#### [PROVIDED RECORDS]
☆ ☆ ☆

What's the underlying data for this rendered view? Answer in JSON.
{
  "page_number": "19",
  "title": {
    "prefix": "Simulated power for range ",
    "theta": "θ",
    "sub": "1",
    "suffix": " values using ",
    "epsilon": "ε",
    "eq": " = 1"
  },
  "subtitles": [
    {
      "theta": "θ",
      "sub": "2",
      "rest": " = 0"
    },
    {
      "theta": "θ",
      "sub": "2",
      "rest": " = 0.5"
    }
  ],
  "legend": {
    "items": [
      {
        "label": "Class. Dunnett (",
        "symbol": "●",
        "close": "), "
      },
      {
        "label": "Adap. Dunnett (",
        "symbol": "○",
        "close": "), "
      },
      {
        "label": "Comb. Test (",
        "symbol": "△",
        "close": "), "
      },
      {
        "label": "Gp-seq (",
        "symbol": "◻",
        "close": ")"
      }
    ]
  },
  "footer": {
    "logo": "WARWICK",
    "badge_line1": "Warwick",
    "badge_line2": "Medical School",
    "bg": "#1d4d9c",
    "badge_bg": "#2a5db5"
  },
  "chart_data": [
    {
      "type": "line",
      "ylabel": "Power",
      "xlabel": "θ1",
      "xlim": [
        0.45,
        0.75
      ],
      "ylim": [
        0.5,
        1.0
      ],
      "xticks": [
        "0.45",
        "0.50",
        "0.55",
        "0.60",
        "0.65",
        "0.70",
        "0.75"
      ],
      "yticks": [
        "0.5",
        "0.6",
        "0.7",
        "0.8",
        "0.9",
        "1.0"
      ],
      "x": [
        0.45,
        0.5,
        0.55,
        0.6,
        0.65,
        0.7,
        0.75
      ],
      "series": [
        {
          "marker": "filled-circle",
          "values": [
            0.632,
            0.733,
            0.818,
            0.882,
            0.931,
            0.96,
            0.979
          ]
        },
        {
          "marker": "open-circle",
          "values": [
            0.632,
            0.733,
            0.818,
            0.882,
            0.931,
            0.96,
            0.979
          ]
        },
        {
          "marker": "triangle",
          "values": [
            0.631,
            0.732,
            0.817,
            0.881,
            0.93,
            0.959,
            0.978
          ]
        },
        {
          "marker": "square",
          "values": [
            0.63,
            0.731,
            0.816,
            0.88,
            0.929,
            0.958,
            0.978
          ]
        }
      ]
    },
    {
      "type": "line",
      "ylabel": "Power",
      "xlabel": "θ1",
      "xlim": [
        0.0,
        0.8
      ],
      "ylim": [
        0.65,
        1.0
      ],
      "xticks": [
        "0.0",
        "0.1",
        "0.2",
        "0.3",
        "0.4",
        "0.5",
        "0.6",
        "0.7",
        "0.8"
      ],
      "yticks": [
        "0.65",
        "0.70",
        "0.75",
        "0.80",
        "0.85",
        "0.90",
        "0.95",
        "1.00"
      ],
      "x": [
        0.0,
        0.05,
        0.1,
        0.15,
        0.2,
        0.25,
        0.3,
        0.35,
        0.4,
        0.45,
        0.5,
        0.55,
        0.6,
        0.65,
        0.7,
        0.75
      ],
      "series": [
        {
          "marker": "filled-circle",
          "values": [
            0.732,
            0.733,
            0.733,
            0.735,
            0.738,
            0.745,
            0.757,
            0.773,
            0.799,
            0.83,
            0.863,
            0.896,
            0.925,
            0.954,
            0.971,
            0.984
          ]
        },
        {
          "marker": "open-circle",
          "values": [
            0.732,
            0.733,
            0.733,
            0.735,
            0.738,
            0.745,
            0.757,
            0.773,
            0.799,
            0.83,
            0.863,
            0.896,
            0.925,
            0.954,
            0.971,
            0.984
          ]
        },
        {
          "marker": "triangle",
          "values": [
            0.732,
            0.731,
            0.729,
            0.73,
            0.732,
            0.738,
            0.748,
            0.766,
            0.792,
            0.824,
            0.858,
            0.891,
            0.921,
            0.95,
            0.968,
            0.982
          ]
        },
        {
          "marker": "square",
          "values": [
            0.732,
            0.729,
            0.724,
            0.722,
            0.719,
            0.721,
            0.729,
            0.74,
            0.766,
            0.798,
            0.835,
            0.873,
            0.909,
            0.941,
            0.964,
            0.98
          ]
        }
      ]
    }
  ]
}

☆ ☆ ☆

Repeat every record, keeping each word and mark exactly as it is.

What's the underlying data for this rendered view? Answer in JSON.
{
  "page_number": "19",
  "title": {
    "prefix": "Simulated power for range ",
    "theta": "θ",
    "sub": "1",
    "suffix": " values using ",
    "epsilon": "ε",
    "eq": " = 1"
  },
  "subtitles": [
    {
      "theta": "θ",
      "sub": "2",
      "rest": " = 0"
    },
    {
      "theta": "θ",
      "sub": "2",
      "rest": " = 0.5"
    }
  ],
  "legend": {
    "items": [
      {
        "label": "Class. Dunnett (",
        "symbol": "●",
        "close": "), "
      },
      {
        "label": "Adap. Dunnett (",
        "symbol": "○",
        "close": "), "
      },
      {
        "label": "Comb. Test (",
        "symbol": "△",
        "close": "), "
      },
      {
        "label": "Gp-seq (",
        "symbol": "◻",
        "close": ")"
      }
    ]
  },
  "footer": {
    "logo": "WARWICK",
    "badge_line1": "Warwick",
    "badge_line2": "Medical School",
    "bg": "#1d4d9c",
    "badge_bg": "#2a5db5"
  },
  "chart_data": [
    {
      "type": "line",
      "ylabel": "Power",
      "xlabel": "θ1",
      "xlim": [
        0.45,
        0.75
      ],
      "ylim": [
        0.5,
        1.0
      ],
      "xticks": [
        "0.45",
        "0.50",
        "0.55",
        "0.60",
        "0.65",
        "0.70",
        "0.75"
      ],
      "yticks": [
        "0.5",
        "0.6",
        "0.7",
        "0.8",
        "0.9",
        "1.0"
      ],
      "x": [
        0.45,
        0.5,
        0.55,
        0.6,
        0.65,
        0.7,
        0.75
      ],
      "series": [
        {
          "marker": "filled-circle",
          "values": [
            0.632,
            0.733,
            0.818,
            0.882,
            0.931,
            0.96,
            0.979
          ]
        },
        {
          "marker": "open-circle",
          "values": [
            0.632,
            0.733,
            0.818,
            0.882,
            0.931,
            0.96,
            0.979
          ]
        },
        {
          "marker": "triangle",
          "values": [
            0.631,
            0.732,
            0.817,
            0.881,
            0.93,
            0.959,
            0.978
          ]
        },
        {
          "marker": "square",
          "values": [
            0.63,
            0.731,
            0.816,
            0.88,
            0.929,
            0.958,
            0.978
          ]
        }
      ]
    },
    {
      "type": "line",
      "ylabel": "Power",
      "xlabel": "θ1",
      "xlim": [
        0.0,
        0.8
      ],
      "ylim": [
        0.65,
        1.0
      ],
      "xticks": [
        "0.0",
        "0.1",
        "0.2",
        "0.3",
        "0.4",
        "0.5",
        "0.6",
        "0.7",
        "0.8"
      ],
      "yticks": [
        "0.65",
        "0.70",
        "0.75",
        "0.80",
        "0.85",
        "0.90",
        "0.95",
        "1.00"
      ],
      "x": [
        0.0,
        0.05,
        0.1,
        0.15,
        0.2,
        0.25,
        0.3,
        0.35,
        0.4,
        0.45,
        0.5,
        0.55,
        0.6,
        0.65,
        0.7,
        0.75
      ],
      "series": [
        {
          "marker": "filled-circle",
          "values": [
            0.732,
            0.733,
            0.733,
            0.735,
            0.738,
            0.745,
            0.757,
            0.773,
            0.799,
            0.83,
            0.863,
            0.896,
            0.925,
            0.954,
            0.971,
            0.984
          ]
        },
        {
          "marker": "open-circle",
          "values": [
            0.732,
            0.733,
            0.733,
            0.735,
            0.738,
            0.745,
            0.757,
            0.773,
            0.799,
            0.83,
            0.863,
            0.896,
            0.925,
            0.954,
            0.971,
            0.984
          ]
        },
        {
          "marker": "triangle",
          "values": [
            0.732,
            0.731,
            0.729,
            0.73,
            0.732,
            0.738,
            0.748,
            0.766,
            0.792,
            0.824,
            0.858,
            0.891,
            0.921,
            0.95,
            0.968,
            0.982
          ]
        },
        {
          "marker": "square",
          "values": [
            0.732,
            0.729,
            0.724,
            0.722,
            0.719,
            0.721,
            0.729,
            0.74,
            0.766,
            0.798,
            0.835,
            0.873,
            0.909,
            0.941,
            0.964,
            0.98
          ]
        }
      ]
    }
  ]
}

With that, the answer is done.